(begin)
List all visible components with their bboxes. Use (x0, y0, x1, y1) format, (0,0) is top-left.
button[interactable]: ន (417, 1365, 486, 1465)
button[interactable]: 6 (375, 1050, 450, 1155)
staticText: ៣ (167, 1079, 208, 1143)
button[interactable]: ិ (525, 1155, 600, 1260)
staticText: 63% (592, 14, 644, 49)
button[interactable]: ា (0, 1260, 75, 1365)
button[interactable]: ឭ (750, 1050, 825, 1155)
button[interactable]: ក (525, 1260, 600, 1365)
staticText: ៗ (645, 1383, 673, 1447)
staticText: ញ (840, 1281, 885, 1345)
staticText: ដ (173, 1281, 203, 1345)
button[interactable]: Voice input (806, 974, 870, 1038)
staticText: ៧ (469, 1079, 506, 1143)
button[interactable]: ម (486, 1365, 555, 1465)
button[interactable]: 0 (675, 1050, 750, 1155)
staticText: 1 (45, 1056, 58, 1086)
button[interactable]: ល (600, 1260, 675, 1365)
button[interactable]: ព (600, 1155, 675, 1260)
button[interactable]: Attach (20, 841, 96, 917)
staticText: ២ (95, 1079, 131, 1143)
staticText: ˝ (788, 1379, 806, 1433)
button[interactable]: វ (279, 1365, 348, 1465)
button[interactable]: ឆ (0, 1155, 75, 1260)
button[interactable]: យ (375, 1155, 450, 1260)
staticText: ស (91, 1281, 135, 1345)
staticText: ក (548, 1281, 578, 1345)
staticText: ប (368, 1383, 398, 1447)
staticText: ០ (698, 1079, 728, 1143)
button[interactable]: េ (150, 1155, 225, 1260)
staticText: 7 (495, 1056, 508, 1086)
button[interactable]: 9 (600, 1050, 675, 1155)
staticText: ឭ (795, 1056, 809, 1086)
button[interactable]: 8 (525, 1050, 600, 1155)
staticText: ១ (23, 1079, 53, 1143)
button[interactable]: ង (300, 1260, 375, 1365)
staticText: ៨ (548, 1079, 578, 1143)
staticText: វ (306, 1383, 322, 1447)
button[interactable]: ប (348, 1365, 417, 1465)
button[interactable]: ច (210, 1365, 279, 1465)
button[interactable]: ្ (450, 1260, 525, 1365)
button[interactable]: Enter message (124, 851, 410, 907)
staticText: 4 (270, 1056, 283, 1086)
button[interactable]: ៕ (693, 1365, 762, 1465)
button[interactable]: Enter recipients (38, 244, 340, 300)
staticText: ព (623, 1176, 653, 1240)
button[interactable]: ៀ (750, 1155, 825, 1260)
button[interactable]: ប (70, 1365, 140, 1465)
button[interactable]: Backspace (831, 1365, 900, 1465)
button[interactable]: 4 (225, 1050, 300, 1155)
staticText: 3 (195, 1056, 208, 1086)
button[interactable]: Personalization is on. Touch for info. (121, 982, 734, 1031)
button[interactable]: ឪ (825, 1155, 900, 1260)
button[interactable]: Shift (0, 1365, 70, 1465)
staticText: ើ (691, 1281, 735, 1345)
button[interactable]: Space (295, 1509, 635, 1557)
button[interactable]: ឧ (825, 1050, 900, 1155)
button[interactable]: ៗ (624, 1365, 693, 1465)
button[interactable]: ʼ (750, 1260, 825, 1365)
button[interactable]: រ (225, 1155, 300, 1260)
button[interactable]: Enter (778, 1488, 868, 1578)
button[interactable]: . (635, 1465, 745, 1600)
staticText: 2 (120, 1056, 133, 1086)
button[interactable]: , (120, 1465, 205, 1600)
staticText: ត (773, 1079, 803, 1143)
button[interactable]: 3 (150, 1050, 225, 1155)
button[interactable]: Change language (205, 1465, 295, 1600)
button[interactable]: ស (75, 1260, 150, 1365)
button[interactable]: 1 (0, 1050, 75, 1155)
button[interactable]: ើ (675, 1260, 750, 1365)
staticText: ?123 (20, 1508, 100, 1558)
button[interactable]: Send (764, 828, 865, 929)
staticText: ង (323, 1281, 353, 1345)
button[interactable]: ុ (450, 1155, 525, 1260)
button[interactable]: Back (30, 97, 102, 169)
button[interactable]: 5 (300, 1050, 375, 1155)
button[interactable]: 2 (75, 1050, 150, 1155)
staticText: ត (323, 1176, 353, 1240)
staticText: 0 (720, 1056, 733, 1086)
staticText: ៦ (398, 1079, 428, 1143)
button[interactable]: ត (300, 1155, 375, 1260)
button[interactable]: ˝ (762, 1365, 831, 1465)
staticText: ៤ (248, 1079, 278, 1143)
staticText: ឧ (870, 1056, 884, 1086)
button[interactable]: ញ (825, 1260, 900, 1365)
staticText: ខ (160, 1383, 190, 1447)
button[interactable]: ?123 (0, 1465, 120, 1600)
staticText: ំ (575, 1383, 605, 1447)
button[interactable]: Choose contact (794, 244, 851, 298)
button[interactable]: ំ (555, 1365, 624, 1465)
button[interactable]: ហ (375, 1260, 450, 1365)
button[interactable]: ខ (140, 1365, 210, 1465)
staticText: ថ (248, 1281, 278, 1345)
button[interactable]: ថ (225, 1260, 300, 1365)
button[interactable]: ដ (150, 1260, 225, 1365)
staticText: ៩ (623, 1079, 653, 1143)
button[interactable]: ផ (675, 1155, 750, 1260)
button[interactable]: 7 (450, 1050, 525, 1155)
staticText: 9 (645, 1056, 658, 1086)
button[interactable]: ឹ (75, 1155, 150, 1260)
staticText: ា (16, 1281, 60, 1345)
(end)
• _WHAT YOU WILL DO_
Return every one of the lines above word for word, with nothing changed.

• _FULL RESPONSE_
List all visible components with their bboxes. Use (x0, y0, x1, y1) format, (0,0) is top-left.
button[interactable]: ន (417, 1365, 486, 1465)
button[interactable]: 6 (375, 1050, 450, 1155)
staticText: ៣ (167, 1079, 208, 1143)
button[interactable]: ិ (525, 1155, 600, 1260)
staticText: 63% (592, 14, 644, 49)
button[interactable]: ា (0, 1260, 75, 1365)
button[interactable]: ឭ (750, 1050, 825, 1155)
button[interactable]: ក (525, 1260, 600, 1365)
staticText: ៗ (645, 1383, 673, 1447)
staticText: ញ (840, 1281, 885, 1345)
staticText: ដ (173, 1281, 203, 1345)
button[interactable]: Voice input (806, 974, 870, 1038)
staticText: ៧ (469, 1079, 506, 1143)
button[interactable]: ម (486, 1365, 555, 1465)
button[interactable]: 0 (675, 1050, 750, 1155)
staticText: 1 (45, 1056, 58, 1086)
button[interactable]: ល (600, 1260, 675, 1365)
button[interactable]: ព (600, 1155, 675, 1260)
button[interactable]: Attach (20, 841, 96, 917)
staticText: ២ (95, 1079, 131, 1143)
staticText: ˝ (788, 1379, 806, 1433)
button[interactable]: វ (279, 1365, 348, 1465)
button[interactable]: ឆ (0, 1155, 75, 1260)
button[interactable]: យ (375, 1155, 450, 1260)
staticText: ស (91, 1281, 135, 1345)
staticText: ក (548, 1281, 578, 1345)
staticText: ប (368, 1383, 398, 1447)
staticText: ០ (698, 1079, 728, 1143)
button[interactable]: េ (150, 1155, 225, 1260)
staticText: 7 (495, 1056, 508, 1086)
button[interactable]: 9 (600, 1050, 675, 1155)
staticText: ឭ (795, 1056, 809, 1086)
button[interactable]: 8 (525, 1050, 600, 1155)
staticText: ១ (23, 1079, 53, 1143)
button[interactable]: ង (300, 1260, 375, 1365)
staticText: ៨ (548, 1079, 578, 1143)
staticText: វ (306, 1383, 322, 1447)
button[interactable]: ប (348, 1365, 417, 1465)
button[interactable]: ច (210, 1365, 279, 1465)
button[interactable]: ្ (450, 1260, 525, 1365)
button[interactable]: Enter message (124, 851, 410, 907)
staticText: 4 (270, 1056, 283, 1086)
button[interactable]: ៕ (693, 1365, 762, 1465)
button[interactable]: Enter recipients (38, 244, 340, 300)
staticText: ព (623, 1176, 653, 1240)
button[interactable]: ៀ (750, 1155, 825, 1260)
button[interactable]: ប (70, 1365, 140, 1465)
button[interactable]: Backspace (831, 1365, 900, 1465)
button[interactable]: 4 (225, 1050, 300, 1155)
staticText: 3 (195, 1056, 208, 1086)
button[interactable]: Personalization is on. Touch for info. (121, 982, 734, 1031)
button[interactable]: ឪ (825, 1155, 900, 1260)
button[interactable]: Shift (0, 1365, 70, 1465)
staticText: ើ (691, 1281, 735, 1345)
button[interactable]: Space (295, 1509, 635, 1557)
button[interactable]: ឧ (825, 1050, 900, 1155)
button[interactable]: ៗ (624, 1365, 693, 1465)
button[interactable]: ʼ (750, 1260, 825, 1365)
button[interactable]: រ (225, 1155, 300, 1260)
button[interactable]: Enter (778, 1488, 868, 1578)
button[interactable]: . (635, 1465, 745, 1600)
staticText: 2 (120, 1056, 133, 1086)
button[interactable]: , (120, 1465, 205, 1600)
staticText: ត (773, 1079, 803, 1143)
button[interactable]: 3 (150, 1050, 225, 1155)
button[interactable]: Change language (205, 1465, 295, 1600)
button[interactable]: ស (75, 1260, 150, 1365)
button[interactable]: 1 (0, 1050, 75, 1155)
button[interactable]: ើ (675, 1260, 750, 1365)
staticText: ?123 (20, 1508, 100, 1558)
button[interactable]: Send (764, 828, 865, 929)
staticText: ង (323, 1281, 353, 1345)
button[interactable]: ុ (450, 1155, 525, 1260)
button[interactable]: Back (30, 97, 102, 169)
button[interactable]: 5 (300, 1050, 375, 1155)
button[interactable]: 2 (75, 1050, 150, 1155)
staticText: ត (323, 1176, 353, 1240)
staticText: 0 (720, 1056, 733, 1086)
staticText: ៦ (398, 1079, 428, 1143)
button[interactable]: ត (300, 1155, 375, 1260)
button[interactable]: ˝ (762, 1365, 831, 1465)
staticText: ៤ (248, 1079, 278, 1143)
staticText: ឧ (870, 1056, 884, 1086)
button[interactable]: ញ (825, 1260, 900, 1365)
staticText: ខ (160, 1383, 190, 1447)
button[interactable]: ?123 (0, 1465, 120, 1600)
staticText: ំ (575, 1383, 605, 1447)
button[interactable]: Choose contact (794, 244, 851, 298)
button[interactable]: ំ (555, 1365, 624, 1465)
button[interactable]: ហ (375, 1260, 450, 1365)
button[interactable]: ខ (140, 1365, 210, 1465)
staticText: ថ (248, 1281, 278, 1345)
button[interactable]: ថ (225, 1260, 300, 1365)
button[interactable]: ដ (150, 1260, 225, 1365)
staticText: ៩ (623, 1079, 653, 1143)
button[interactable]: ផ (675, 1155, 750, 1260)
button[interactable]: 7 (450, 1050, 525, 1155)
staticText: 9 (645, 1056, 658, 1086)
button[interactable]: ឹ (75, 1155, 150, 1260)
staticText: ា (16, 1281, 60, 1345)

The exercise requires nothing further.